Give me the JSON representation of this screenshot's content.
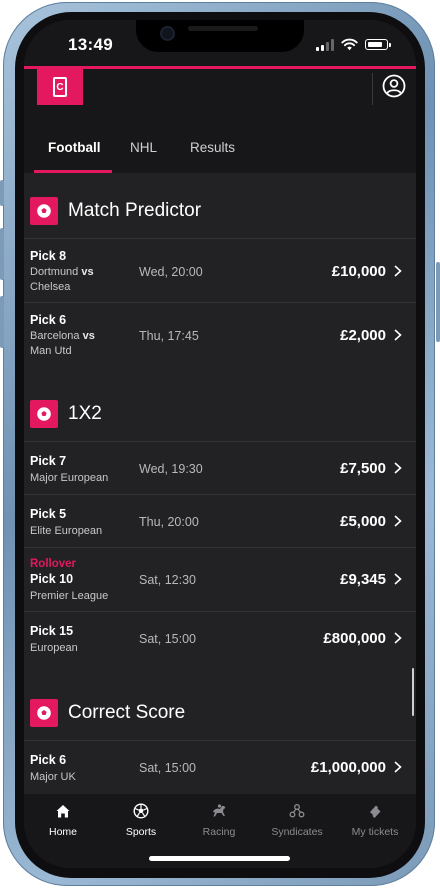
{
  "status_bar": {
    "time": "13:49"
  },
  "header": {
    "logo_letter": "C"
  },
  "tabs": [
    {
      "label": "Football",
      "active": true
    },
    {
      "label": "NHL",
      "active": false
    },
    {
      "label": "Results",
      "active": false
    }
  ],
  "sections": {
    "match_predictor": {
      "title": "Match Predictor",
      "rows": [
        {
          "pick": "Pick 8",
          "home": "Dortmund",
          "vs": "vs",
          "away": "Chelsea",
          "when": "Wed, 20:00",
          "amount": "£10,000"
        },
        {
          "pick": "Pick 6",
          "home": "Barcelona",
          "vs": "vs",
          "away": "Man Utd",
          "when": "Thu, 17:45",
          "amount": "£2,000"
        }
      ]
    },
    "one_x_two": {
      "title": "1X2",
      "rows": [
        {
          "pick": "Pick 7",
          "sub": "Major European",
          "when": "Wed, 19:30",
          "amount": "£7,500"
        },
        {
          "pick": "Pick 5",
          "sub": "Elite European",
          "when": "Thu, 20:00",
          "amount": "£5,000"
        },
        {
          "badge": "Rollover",
          "pick": "Pick 10",
          "sub": "Premier League",
          "when": "Sat, 12:30",
          "amount": "£9,345"
        },
        {
          "pick": "Pick 15",
          "sub": "European",
          "when": "Sat, 15:00",
          "amount": "£800,000"
        }
      ]
    },
    "correct_score": {
      "title": "Correct Score",
      "rows": [
        {
          "pick": "Pick 6",
          "sub": "Major UK",
          "when": "Sat, 15:00",
          "amount": "£1,000,000"
        }
      ]
    }
  },
  "bottom_nav": [
    {
      "label": "Home",
      "icon": "home-icon",
      "active": true
    },
    {
      "label": "Sports",
      "icon": "football-icon",
      "active": true
    },
    {
      "label": "Racing",
      "icon": "horse-racing-icon",
      "active": false
    },
    {
      "label": "Syndicates",
      "icon": "syndicates-icon",
      "active": false
    },
    {
      "label": "My tickets",
      "icon": "ticket-icon",
      "active": false
    }
  ],
  "colors": {
    "accent": "#e3185e",
    "background": "#222224",
    "bar": "#171719"
  }
}
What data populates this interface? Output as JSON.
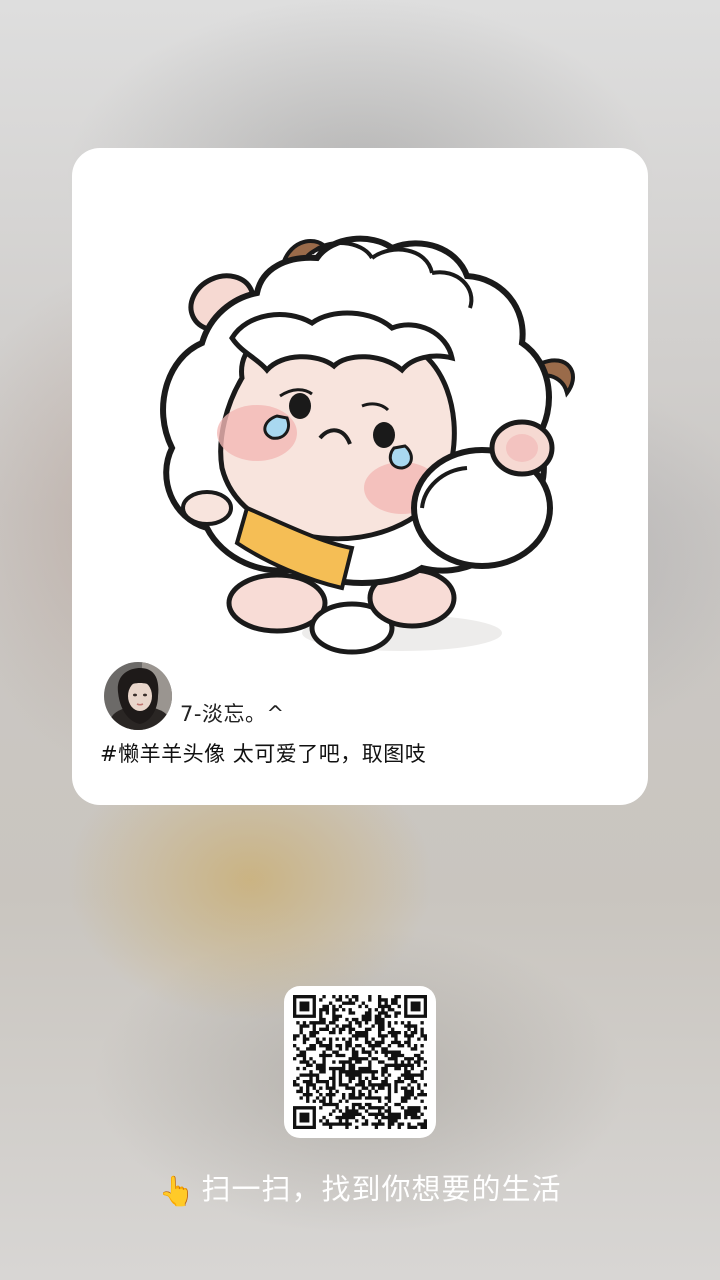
{
  "post": {
    "author_name": "7-淡忘。^",
    "caption": "#懒羊羊头像 太可爱了吧，取图吱"
  },
  "scan": {
    "hand_icon": "👆",
    "text": "扫一扫，找到你想要的生活"
  },
  "colors": {
    "card_bg": "#ffffff",
    "sheep_wool": "#ffffff",
    "sheep_face": "#f7e2dc",
    "blush": "#f3b8b5",
    "horn": "#9a6b4a",
    "bib": "#f5be55",
    "scan_text": "#ffffff"
  }
}
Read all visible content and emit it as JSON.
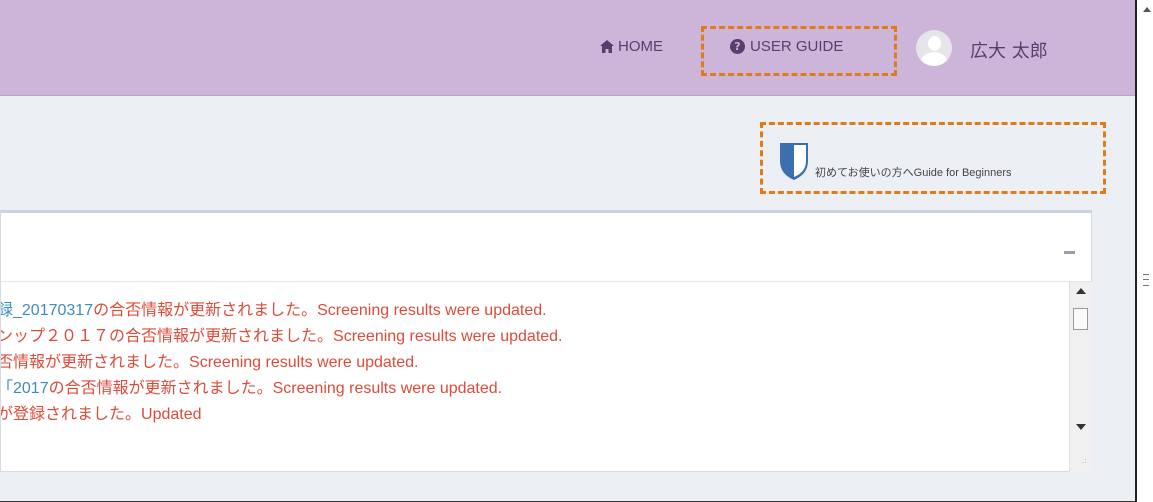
{
  "header": {
    "home_label": "HOME",
    "guide_label": "USER GUIDE",
    "user_name": "広大 太郎",
    "home_icon": "home-icon",
    "guide_icon": "question-circle-icon"
  },
  "beginner": {
    "label_jp": "初めてお使いの方へ",
    "label_en": "Guide for Beginners",
    "icon": "shield-icon"
  },
  "notifications": [
    {
      "prefix": "",
      "link": "録_20170317",
      "jp": "の合否情報が更新されました。",
      "en": "Screening results were updated."
    },
    {
      "prefix": "ンップ２０１７",
      "link": "",
      "jp": "の合否情報が更新されました。",
      "en": "Screening results were updated."
    },
    {
      "prefix": "否情報が更新されました。",
      "link": "",
      "jp": "",
      "en": "Screening results were updated."
    },
    {
      "prefix": "",
      "link": "「2017",
      "jp": "の合否情報が更新されました。",
      "en": "Screening results were updated."
    },
    {
      "prefix": "が登録されました。",
      "link": "",
      "jp": "",
      "en": "Updated"
    }
  ],
  "colors": {
    "header_bg": "#cdb4d9",
    "accent": "#5a3d6d",
    "highlight_border": "#e07b16",
    "message_red": "#dd4b39",
    "link_blue": "#3c8dbc"
  }
}
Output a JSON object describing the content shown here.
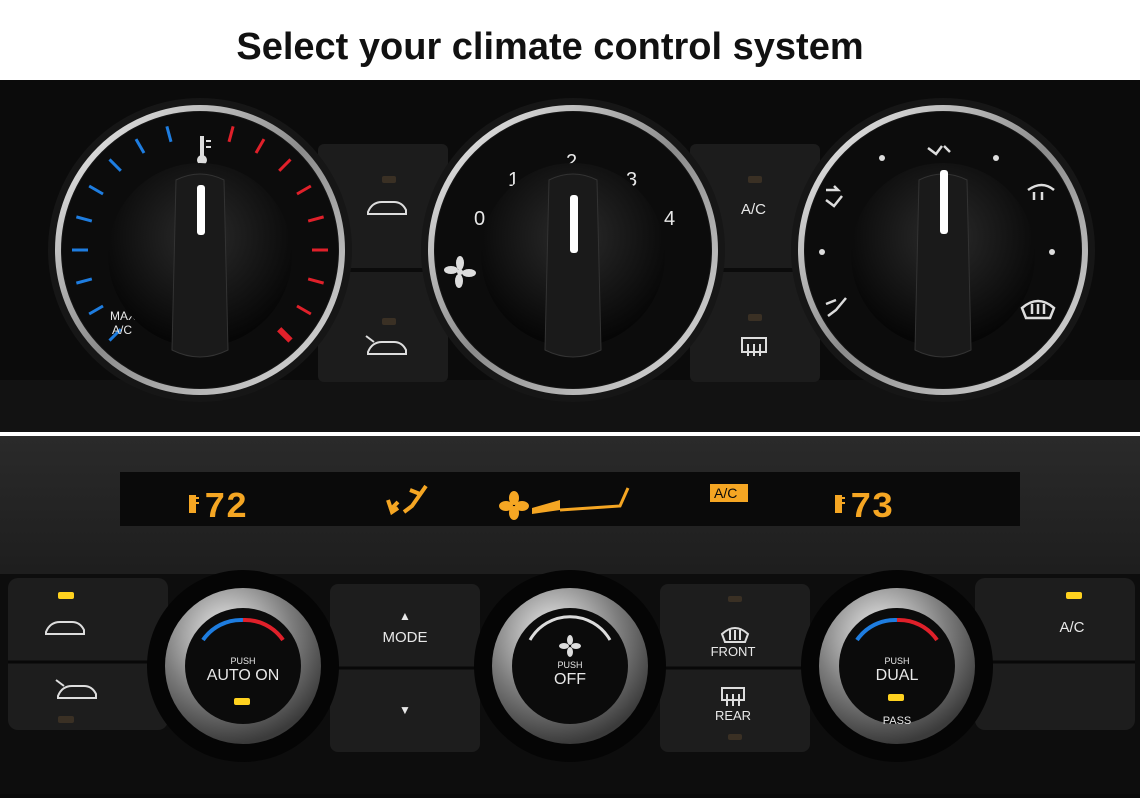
{
  "title": "Select your climate control system",
  "manual": {
    "temp_dial": {
      "max_label_1": "MAX",
      "max_label_2": "A/C"
    },
    "fan_dial": {
      "speeds": [
        "0",
        "1",
        "2",
        "3",
        "4"
      ]
    },
    "ac_label": "A/C",
    "icons": [
      "thermometer-icon",
      "fan-icon",
      "recirculate-icon",
      "fresh-air-icon",
      "rear-defrost-icon",
      "vent-face-icon",
      "vent-face-feet-icon",
      "vent-feet-icon",
      "windshield-defrost-icon"
    ]
  },
  "auto": {
    "display": {
      "left_temp": "72",
      "right_temp": "73",
      "ac_badge": "A/C"
    },
    "left_knob": {
      "push": "PUSH",
      "label": "AUTO ON"
    },
    "mode": {
      "label": "MODE",
      "up": "▲",
      "down": "▼"
    },
    "center_knob": {
      "push": "PUSH",
      "label": "OFF"
    },
    "front_label": "FRONT",
    "rear_label": "REAR",
    "right_knob": {
      "push": "PUSH",
      "label": "DUAL",
      "sub": "PASS"
    },
    "ac_label": "A/C"
  },
  "colors": {
    "lcd": "#f5a623",
    "indicator": "#ffd21f",
    "cold": "#1e7de0",
    "hot": "#e0202a"
  }
}
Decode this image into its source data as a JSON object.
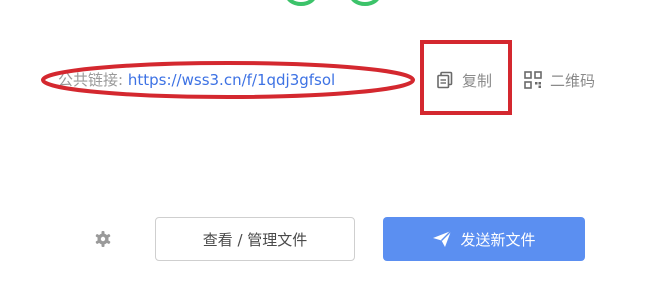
{
  "share": {
    "label": "公共链接:",
    "url": "https://wss3.cn/f/1qdj3gfsol"
  },
  "actions": {
    "copy_label": "复制",
    "qrcode_label": "二维码"
  },
  "footer": {
    "view_manage_label": "查看 / 管理文件",
    "send_new_label": "发送新文件"
  },
  "colors": {
    "link": "#3d72e4",
    "primary_button": "#5b8ff1",
    "annotation_red": "#d4282f",
    "logo_green": "#3cc36a",
    "logo_teal": "#1fb5a8"
  },
  "icons": {
    "copy": "copy-icon",
    "qrcode": "qrcode-icon",
    "settings": "gear-icon",
    "send": "paper-plane-icon"
  }
}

• Exercise task
Copy every record character for character. Skip the pictures.

• Exercise solution
Give me the JSON representation of this screenshot's content.
{
  "status_bar": {
    "time": "13:49"
  },
  "header": {
    "logo_letter": "C"
  },
  "tabs": [
    {
      "label": "Football",
      "active": true
    },
    {
      "label": "NHL",
      "active": false
    },
    {
      "label": "Results",
      "active": false
    }
  ],
  "sections": {
    "match_predictor": {
      "title": "Match Predictor",
      "rows": [
        {
          "pick": "Pick 8",
          "home": "Dortmund",
          "vs": "vs",
          "away": "Chelsea",
          "when": "Wed, 20:00",
          "amount": "£10,000"
        },
        {
          "pick": "Pick 6",
          "home": "Barcelona",
          "vs": "vs",
          "away": "Man Utd",
          "when": "Thu, 17:45",
          "amount": "£2,000"
        }
      ]
    },
    "one_x_two": {
      "title": "1X2",
      "rows": [
        {
          "pick": "Pick 7",
          "sub": "Major European",
          "when": "Wed, 19:30",
          "amount": "£7,500"
        },
        {
          "pick": "Pick 5",
          "sub": "Elite European",
          "when": "Thu, 20:00",
          "amount": "£5,000"
        },
        {
          "badge": "Rollover",
          "pick": "Pick 10",
          "sub": "Premier League",
          "when": "Sat, 12:30",
          "amount": "£9,345"
        },
        {
          "pick": "Pick 15",
          "sub": "European",
          "when": "Sat, 15:00",
          "amount": "£800,000"
        }
      ]
    },
    "correct_score": {
      "title": "Correct Score",
      "rows": [
        {
          "pick": "Pick 6",
          "sub": "Major UK",
          "when": "Sat, 15:00",
          "amount": "£1,000,000"
        }
      ]
    }
  },
  "bottom_nav": [
    {
      "label": "Home",
      "icon": "home-icon",
      "active": true
    },
    {
      "label": "Sports",
      "icon": "football-icon",
      "active": true
    },
    {
      "label": "Racing",
      "icon": "horse-racing-icon",
      "active": false
    },
    {
      "label": "Syndicates",
      "icon": "syndicates-icon",
      "active": false
    },
    {
      "label": "My tickets",
      "icon": "ticket-icon",
      "active": false
    }
  ],
  "colors": {
    "accent": "#e3185e",
    "background": "#222224",
    "bar": "#171719"
  }
}
What data populates this interface? Output as JSON.
{
  "post": {
    "author_name": "7-淡忘。^",
    "caption": "#懒羊羊头像 太可爱了吧，取图吱"
  },
  "scan": {
    "hand_icon": "👆",
    "text": "扫一扫，找到你想要的生活"
  },
  "colors": {
    "card_bg": "#ffffff",
    "sheep_wool": "#ffffff",
    "sheep_face": "#f7e2dc",
    "blush": "#f3b8b5",
    "horn": "#9a6b4a",
    "bib": "#f5be55",
    "scan_text": "#ffffff"
  }
}
Read all visible content and emit it as JSON.
{
  "header": {
    "home_label": "HOME",
    "guide_label": "USER GUIDE",
    "user_name": "広大 太郎",
    "home_icon": "home-icon",
    "guide_icon": "question-circle-icon"
  },
  "beginner": {
    "label_jp": "初めてお使いの方へ",
    "label_en": "Guide for Beginners",
    "icon": "shield-icon"
  },
  "notifications": [
    {
      "prefix": "",
      "link": "録_20170317",
      "jp": "の合否情報が更新されました。",
      "en": "Screening results were updated."
    },
    {
      "prefix": "ンップ２０１７",
      "link": "",
      "jp": "の合否情報が更新されました。",
      "en": "Screening results were updated."
    },
    {
      "prefix": "否情報が更新されました。",
      "link": "",
      "jp": "",
      "en": "Screening results were updated."
    },
    {
      "prefix": "",
      "link": "「2017",
      "jp": "の合否情報が更新されました。",
      "en": "Screening results were updated."
    },
    {
      "prefix": "が登録されました。",
      "link": "",
      "jp": "",
      "en": "Updated"
    }
  ],
  "colors": {
    "header_bg": "#cdb4d9",
    "accent": "#5a3d6d",
    "highlight_border": "#e07b16",
    "message_red": "#dd4b39",
    "link_blue": "#3c8dbc"
  }
}
Output a JSON object describing the content shown here.
{
  "title": "Select your climate control system",
  "manual": {
    "temp_dial": {
      "max_label_1": "MAX",
      "max_label_2": "A/C"
    },
    "fan_dial": {
      "speeds": [
        "0",
        "1",
        "2",
        "3",
        "4"
      ]
    },
    "ac_label": "A/C",
    "icons": [
      "thermometer-icon",
      "fan-icon",
      "recirculate-icon",
      "fresh-air-icon",
      "rear-defrost-icon",
      "vent-face-icon",
      "vent-face-feet-icon",
      "vent-feet-icon",
      "windshield-defrost-icon"
    ]
  },
  "auto": {
    "display": {
      "left_temp": "72",
      "right_temp": "73",
      "ac_badge": "A/C"
    },
    "left_knob": {
      "push": "PUSH",
      "label": "AUTO ON"
    },
    "mode": {
      "label": "MODE",
      "up": "▲",
      "down": "▼"
    },
    "center_knob": {
      "push": "PUSH",
      "label": "OFF"
    },
    "front_label": "FRONT",
    "rear_label": "REAR",
    "right_knob": {
      "push": "PUSH",
      "label": "DUAL",
      "sub": "PASS"
    },
    "ac_label": "A/C"
  },
  "colors": {
    "lcd": "#f5a623",
    "indicator": "#ffd21f",
    "cold": "#1e7de0",
    "hot": "#e0202a"
  }
}
Decode this image into its source data as a JSON object.
{
  "share": {
    "label": "公共链接:",
    "url": "https://wss3.cn/f/1qdj3gfsol"
  },
  "actions": {
    "copy_label": "复制",
    "qrcode_label": "二维码"
  },
  "footer": {
    "view_manage_label": "查看 / 管理文件",
    "send_new_label": "发送新文件"
  },
  "colors": {
    "link": "#3d72e4",
    "primary_button": "#5b8ff1",
    "annotation_red": "#d4282f",
    "logo_green": "#3cc36a",
    "logo_teal": "#1fb5a8"
  },
  "icons": {
    "copy": "copy-icon",
    "qrcode": "qrcode-icon",
    "settings": "gear-icon",
    "send": "paper-plane-icon"
  }
}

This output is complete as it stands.